**Available records:**

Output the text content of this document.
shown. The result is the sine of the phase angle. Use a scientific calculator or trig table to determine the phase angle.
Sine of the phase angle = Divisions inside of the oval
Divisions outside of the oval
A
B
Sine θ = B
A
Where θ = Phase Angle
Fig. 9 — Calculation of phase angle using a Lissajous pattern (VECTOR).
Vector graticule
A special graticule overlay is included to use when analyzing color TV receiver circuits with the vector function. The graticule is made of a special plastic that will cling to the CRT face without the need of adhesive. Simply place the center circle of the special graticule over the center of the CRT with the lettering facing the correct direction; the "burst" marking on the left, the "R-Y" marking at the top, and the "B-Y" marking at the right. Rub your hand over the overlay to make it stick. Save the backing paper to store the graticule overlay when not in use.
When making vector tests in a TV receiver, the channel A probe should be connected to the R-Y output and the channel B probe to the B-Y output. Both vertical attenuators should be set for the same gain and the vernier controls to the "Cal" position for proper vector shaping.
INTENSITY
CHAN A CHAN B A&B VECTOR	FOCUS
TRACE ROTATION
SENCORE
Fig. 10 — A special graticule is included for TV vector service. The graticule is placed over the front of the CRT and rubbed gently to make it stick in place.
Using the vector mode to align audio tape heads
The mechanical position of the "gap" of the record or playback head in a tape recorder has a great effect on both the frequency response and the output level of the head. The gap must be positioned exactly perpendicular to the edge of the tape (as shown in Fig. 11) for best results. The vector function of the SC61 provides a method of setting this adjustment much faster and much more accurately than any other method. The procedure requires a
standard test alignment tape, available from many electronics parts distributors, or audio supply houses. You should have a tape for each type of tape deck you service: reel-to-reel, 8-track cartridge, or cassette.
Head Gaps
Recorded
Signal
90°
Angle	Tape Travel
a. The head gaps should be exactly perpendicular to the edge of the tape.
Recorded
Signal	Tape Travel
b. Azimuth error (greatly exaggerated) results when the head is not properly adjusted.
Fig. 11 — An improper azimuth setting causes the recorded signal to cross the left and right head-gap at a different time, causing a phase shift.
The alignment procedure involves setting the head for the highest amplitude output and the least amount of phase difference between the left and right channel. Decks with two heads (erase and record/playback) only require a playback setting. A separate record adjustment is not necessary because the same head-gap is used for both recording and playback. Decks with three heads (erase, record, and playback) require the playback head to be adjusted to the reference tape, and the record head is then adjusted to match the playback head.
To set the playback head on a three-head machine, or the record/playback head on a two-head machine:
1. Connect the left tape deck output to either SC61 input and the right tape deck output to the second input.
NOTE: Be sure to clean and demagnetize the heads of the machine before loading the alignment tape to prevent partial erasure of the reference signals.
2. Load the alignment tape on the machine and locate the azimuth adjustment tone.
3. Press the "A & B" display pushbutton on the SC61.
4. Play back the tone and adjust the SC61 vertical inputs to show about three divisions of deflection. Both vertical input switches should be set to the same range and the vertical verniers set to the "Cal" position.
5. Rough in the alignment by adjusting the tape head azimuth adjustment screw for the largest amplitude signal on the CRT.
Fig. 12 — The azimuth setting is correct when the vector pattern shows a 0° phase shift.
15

**Task description:** Search the data above for the string "audio" and copy each line that has it.

**Expected answer:**
Using the vector mode to align audio tape heads
standard test alignment tape, available from many electronics parts distributors, or audio supply houses. You should have a tape for each type of tape deck you service: reel-to-reel, 8-track cartridge, or cassette.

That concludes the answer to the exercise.